### [Data shown]
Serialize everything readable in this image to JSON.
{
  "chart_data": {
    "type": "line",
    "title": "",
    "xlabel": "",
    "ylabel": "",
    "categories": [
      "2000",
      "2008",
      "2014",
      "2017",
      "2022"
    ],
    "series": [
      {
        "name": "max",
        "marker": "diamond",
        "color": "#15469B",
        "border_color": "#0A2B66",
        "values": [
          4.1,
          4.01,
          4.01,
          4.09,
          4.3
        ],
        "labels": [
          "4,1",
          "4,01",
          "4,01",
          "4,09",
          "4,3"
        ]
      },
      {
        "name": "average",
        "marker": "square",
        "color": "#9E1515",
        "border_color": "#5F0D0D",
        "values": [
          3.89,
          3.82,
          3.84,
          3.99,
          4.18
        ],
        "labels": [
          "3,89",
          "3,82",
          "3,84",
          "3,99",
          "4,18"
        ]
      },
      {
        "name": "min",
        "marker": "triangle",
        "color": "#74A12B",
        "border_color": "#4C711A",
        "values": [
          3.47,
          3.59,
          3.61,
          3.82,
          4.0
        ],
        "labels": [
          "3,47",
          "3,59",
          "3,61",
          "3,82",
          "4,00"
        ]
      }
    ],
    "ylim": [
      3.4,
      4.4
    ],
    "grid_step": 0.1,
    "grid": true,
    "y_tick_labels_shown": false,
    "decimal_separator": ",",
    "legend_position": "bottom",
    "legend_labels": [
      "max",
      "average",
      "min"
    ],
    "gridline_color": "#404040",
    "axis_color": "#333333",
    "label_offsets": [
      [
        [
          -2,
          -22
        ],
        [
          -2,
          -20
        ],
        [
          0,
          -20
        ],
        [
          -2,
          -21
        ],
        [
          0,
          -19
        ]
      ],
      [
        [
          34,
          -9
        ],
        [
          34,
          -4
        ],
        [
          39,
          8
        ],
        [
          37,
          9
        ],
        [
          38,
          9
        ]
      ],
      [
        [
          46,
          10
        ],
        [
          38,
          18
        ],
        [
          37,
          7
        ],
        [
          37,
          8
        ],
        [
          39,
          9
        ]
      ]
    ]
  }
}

### [Task statement]
Pull out each line of the entries that contains "marker".

### [Task output]
        "marker": "diamond",
        "marker": "square",
        "marker": "triangle",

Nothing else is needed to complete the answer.